[Saved entries]
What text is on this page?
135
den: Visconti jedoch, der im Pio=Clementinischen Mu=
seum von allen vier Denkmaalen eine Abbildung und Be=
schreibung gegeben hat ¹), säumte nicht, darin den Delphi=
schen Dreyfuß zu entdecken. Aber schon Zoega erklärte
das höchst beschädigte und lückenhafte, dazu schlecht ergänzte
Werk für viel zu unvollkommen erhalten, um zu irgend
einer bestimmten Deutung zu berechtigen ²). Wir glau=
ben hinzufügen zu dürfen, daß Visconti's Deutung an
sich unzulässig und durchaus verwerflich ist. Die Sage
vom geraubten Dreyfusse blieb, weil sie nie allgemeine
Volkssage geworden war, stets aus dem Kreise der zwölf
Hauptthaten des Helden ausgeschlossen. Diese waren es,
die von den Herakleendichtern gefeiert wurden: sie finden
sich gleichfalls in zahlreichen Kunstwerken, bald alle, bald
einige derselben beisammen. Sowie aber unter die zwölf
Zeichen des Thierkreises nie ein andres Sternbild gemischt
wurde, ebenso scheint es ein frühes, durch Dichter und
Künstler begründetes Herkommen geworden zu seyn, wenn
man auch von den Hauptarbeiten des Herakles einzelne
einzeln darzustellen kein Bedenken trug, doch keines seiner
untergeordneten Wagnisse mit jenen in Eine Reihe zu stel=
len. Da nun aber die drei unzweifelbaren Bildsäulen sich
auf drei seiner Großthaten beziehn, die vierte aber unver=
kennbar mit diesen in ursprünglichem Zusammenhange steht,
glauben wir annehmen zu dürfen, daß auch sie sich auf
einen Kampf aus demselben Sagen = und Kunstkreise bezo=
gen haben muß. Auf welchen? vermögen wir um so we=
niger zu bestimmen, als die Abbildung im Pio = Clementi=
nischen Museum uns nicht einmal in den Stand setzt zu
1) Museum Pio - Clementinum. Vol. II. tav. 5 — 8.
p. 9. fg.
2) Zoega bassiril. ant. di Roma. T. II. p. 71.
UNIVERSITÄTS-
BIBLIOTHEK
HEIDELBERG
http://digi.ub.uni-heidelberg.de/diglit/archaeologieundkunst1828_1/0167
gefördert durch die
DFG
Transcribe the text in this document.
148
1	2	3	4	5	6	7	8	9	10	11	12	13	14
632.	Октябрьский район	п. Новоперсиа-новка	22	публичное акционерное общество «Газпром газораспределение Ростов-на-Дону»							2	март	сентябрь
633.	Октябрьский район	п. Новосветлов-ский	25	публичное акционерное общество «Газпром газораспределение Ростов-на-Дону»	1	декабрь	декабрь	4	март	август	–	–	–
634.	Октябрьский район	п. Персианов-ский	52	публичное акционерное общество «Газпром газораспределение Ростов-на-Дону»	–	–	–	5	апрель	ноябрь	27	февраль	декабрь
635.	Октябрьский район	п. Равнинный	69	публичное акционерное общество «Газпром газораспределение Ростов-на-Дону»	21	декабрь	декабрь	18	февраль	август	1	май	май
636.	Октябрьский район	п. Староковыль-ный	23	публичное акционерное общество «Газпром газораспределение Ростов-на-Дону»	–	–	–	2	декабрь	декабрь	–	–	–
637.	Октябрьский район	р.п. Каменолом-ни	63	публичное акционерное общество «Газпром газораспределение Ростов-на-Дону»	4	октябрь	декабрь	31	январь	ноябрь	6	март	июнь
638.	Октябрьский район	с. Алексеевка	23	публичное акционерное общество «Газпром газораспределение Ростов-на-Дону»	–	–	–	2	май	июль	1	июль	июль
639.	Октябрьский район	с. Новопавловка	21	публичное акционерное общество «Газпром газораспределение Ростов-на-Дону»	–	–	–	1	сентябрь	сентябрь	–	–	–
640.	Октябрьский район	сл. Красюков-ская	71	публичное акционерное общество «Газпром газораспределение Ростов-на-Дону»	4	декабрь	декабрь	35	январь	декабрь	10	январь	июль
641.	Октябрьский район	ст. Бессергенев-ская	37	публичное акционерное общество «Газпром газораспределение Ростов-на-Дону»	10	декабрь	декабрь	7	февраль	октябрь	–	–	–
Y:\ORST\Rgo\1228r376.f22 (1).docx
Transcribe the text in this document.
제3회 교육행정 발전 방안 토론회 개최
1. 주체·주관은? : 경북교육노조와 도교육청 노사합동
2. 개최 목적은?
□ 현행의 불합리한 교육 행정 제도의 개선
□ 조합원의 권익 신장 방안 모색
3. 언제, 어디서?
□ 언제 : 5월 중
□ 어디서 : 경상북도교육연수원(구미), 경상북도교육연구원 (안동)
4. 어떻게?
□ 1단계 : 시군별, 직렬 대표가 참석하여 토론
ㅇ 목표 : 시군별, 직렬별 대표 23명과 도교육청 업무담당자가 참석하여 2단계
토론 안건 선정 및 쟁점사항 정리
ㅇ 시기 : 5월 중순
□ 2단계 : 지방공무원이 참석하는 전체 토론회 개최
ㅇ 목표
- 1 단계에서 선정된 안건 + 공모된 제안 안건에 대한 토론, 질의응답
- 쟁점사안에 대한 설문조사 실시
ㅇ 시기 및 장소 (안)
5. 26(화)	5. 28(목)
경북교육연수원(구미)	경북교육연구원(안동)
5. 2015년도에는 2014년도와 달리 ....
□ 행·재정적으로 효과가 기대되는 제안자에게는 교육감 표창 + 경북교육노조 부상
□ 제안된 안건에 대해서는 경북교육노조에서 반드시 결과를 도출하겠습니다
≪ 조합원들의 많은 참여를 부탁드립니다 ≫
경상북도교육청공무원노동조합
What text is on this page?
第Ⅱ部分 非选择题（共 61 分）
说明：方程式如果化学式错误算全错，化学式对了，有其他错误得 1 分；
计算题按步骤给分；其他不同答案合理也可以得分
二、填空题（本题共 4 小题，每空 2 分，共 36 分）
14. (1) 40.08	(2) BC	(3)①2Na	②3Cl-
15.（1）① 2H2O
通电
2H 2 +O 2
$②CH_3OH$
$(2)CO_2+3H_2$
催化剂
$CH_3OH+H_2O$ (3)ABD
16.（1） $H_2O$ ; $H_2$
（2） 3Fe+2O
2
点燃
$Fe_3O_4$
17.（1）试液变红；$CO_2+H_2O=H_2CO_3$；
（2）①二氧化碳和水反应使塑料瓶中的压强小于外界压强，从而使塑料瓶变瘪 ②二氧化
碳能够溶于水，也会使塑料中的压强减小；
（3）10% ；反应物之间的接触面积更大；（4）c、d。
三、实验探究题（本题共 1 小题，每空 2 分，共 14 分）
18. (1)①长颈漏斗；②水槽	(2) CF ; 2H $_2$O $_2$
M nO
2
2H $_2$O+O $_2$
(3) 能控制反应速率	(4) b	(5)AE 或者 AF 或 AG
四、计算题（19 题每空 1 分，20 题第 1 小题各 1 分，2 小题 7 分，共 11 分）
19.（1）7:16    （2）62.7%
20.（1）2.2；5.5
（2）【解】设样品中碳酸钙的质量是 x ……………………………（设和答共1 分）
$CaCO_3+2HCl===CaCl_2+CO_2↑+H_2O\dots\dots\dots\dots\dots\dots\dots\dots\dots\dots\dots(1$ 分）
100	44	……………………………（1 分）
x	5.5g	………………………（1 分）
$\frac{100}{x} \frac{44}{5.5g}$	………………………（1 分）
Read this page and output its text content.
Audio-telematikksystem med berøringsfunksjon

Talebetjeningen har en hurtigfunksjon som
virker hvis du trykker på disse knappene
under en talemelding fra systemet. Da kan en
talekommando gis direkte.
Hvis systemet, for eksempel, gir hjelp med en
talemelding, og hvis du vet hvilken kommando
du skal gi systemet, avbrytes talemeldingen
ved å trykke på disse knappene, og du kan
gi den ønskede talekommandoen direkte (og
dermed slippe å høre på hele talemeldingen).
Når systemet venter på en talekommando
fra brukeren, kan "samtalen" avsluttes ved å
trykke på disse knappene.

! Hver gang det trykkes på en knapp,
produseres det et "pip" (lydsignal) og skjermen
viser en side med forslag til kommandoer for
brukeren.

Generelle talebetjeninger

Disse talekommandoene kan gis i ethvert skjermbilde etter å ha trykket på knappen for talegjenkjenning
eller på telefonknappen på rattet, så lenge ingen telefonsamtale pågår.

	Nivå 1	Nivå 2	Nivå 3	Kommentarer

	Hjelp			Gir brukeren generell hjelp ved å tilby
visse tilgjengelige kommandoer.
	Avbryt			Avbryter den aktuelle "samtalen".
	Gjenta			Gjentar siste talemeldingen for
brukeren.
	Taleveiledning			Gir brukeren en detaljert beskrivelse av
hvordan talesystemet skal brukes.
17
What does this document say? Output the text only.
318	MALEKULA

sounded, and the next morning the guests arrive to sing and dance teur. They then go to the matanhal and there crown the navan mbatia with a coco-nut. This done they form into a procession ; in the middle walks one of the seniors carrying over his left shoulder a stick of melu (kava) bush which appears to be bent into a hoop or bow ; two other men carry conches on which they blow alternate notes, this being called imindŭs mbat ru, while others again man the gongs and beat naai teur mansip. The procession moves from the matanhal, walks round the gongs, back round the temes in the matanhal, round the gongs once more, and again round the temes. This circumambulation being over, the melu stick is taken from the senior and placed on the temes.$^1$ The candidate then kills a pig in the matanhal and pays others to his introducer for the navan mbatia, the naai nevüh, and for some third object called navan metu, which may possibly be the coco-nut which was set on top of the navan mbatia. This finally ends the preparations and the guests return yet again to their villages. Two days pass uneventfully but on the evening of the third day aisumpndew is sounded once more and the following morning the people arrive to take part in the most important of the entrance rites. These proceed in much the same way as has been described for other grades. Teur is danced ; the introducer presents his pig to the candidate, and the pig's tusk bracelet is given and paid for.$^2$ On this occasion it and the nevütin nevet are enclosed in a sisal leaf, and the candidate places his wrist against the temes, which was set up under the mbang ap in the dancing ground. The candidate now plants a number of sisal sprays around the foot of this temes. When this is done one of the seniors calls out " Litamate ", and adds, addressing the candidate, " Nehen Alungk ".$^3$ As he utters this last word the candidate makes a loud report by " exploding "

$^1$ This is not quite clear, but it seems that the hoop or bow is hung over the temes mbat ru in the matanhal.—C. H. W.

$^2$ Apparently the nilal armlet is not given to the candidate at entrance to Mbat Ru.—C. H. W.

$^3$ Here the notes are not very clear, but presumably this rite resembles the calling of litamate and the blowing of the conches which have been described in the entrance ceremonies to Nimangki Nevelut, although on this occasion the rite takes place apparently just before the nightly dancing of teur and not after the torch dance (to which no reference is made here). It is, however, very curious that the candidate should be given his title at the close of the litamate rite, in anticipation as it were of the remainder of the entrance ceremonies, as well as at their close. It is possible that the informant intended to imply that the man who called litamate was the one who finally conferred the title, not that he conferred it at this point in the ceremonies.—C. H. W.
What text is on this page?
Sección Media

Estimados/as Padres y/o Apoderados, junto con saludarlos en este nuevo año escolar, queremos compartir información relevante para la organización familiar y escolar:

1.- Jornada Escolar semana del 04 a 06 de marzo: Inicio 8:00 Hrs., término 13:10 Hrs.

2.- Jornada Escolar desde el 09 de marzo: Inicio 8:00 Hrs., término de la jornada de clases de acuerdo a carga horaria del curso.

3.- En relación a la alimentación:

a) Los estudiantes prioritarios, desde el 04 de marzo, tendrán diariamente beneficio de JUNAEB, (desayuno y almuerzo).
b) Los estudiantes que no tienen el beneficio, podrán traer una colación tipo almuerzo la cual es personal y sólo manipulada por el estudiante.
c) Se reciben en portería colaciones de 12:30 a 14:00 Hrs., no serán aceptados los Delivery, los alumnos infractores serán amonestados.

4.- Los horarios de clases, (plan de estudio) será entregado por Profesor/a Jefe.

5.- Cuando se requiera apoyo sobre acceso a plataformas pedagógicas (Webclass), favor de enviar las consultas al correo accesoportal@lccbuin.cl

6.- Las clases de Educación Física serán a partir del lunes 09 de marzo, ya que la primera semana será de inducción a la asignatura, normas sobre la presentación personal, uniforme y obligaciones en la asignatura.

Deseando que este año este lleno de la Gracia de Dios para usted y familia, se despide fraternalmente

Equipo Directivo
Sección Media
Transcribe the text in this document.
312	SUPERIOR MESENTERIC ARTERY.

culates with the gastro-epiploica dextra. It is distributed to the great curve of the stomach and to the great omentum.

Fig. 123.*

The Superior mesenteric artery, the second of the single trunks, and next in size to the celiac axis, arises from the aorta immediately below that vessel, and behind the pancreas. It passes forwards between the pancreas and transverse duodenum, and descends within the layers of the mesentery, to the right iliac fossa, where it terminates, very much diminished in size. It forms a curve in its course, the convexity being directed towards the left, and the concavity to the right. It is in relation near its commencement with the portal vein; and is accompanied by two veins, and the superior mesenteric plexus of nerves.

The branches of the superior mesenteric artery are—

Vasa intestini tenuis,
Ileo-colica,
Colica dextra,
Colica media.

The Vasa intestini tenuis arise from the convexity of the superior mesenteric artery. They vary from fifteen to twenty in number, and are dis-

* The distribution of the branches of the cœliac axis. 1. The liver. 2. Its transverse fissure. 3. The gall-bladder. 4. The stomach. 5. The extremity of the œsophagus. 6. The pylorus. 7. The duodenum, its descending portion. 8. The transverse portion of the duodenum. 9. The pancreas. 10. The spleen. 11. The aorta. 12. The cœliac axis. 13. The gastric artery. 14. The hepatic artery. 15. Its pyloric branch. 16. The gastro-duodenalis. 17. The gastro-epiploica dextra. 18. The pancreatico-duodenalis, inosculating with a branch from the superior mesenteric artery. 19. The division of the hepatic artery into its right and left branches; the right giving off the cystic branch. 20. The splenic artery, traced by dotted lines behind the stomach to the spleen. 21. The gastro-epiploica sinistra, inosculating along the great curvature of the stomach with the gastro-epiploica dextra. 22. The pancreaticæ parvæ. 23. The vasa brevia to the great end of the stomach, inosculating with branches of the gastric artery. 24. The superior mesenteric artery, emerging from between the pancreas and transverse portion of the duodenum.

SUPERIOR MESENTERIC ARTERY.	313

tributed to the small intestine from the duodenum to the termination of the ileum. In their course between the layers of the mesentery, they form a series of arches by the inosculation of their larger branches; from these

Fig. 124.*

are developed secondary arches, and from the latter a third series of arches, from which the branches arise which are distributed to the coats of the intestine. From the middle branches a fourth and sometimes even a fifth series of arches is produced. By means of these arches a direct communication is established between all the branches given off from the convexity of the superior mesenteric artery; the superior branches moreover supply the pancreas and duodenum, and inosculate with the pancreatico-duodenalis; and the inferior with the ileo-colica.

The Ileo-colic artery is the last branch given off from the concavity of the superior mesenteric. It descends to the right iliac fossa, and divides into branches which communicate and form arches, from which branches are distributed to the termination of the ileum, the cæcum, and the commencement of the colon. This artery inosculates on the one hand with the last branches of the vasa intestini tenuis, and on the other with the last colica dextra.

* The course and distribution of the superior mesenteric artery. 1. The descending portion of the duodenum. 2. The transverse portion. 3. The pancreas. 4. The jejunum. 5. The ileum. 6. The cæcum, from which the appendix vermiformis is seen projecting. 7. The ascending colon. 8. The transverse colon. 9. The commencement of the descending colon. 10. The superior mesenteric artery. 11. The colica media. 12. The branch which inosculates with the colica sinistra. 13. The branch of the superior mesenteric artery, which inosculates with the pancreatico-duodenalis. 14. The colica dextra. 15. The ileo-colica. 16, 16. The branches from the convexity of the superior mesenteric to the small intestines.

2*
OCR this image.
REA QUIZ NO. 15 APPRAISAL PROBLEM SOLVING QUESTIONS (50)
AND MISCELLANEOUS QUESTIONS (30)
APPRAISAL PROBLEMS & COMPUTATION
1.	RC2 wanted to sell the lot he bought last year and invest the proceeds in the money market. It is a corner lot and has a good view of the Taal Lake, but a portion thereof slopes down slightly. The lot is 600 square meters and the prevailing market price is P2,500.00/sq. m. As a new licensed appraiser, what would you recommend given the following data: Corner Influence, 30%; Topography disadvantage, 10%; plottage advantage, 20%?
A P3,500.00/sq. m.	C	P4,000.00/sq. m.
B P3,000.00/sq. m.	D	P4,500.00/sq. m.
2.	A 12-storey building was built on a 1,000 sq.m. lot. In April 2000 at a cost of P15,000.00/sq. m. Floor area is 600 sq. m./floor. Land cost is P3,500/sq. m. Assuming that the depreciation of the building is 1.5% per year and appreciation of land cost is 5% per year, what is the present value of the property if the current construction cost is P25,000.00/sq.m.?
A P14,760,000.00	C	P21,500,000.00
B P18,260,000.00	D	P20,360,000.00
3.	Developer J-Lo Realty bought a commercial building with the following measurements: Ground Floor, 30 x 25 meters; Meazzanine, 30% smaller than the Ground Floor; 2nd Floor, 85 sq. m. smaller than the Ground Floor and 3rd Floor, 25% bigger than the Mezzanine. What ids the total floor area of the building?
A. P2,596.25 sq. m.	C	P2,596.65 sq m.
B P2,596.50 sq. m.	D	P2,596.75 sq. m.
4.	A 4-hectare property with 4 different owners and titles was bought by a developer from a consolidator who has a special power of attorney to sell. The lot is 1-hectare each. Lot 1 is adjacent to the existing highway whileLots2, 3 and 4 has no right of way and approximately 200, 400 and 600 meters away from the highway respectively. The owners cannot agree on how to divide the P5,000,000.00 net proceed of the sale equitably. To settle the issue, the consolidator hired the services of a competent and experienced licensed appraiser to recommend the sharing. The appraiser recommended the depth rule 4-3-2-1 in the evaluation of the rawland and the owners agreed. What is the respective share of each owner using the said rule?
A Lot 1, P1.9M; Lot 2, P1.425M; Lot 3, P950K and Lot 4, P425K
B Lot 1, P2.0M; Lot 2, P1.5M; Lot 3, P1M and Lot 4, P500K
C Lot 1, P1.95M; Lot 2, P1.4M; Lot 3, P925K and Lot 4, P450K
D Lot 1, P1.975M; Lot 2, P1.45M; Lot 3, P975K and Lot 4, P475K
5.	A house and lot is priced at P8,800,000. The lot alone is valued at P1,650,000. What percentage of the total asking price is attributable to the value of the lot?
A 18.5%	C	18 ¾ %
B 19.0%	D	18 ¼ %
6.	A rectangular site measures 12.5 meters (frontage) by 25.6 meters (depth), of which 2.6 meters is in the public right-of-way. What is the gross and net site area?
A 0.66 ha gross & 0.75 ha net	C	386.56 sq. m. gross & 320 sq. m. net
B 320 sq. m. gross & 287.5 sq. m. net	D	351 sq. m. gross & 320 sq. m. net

▸ Exercise prompt: Select every line above that contains the word "nicht", and copy it.

▸ Answer:
schreibung gegeben hat ¹), säumte nicht, darin den Delphi=
nischen Museum uns nicht einmal in den Stand setzt zu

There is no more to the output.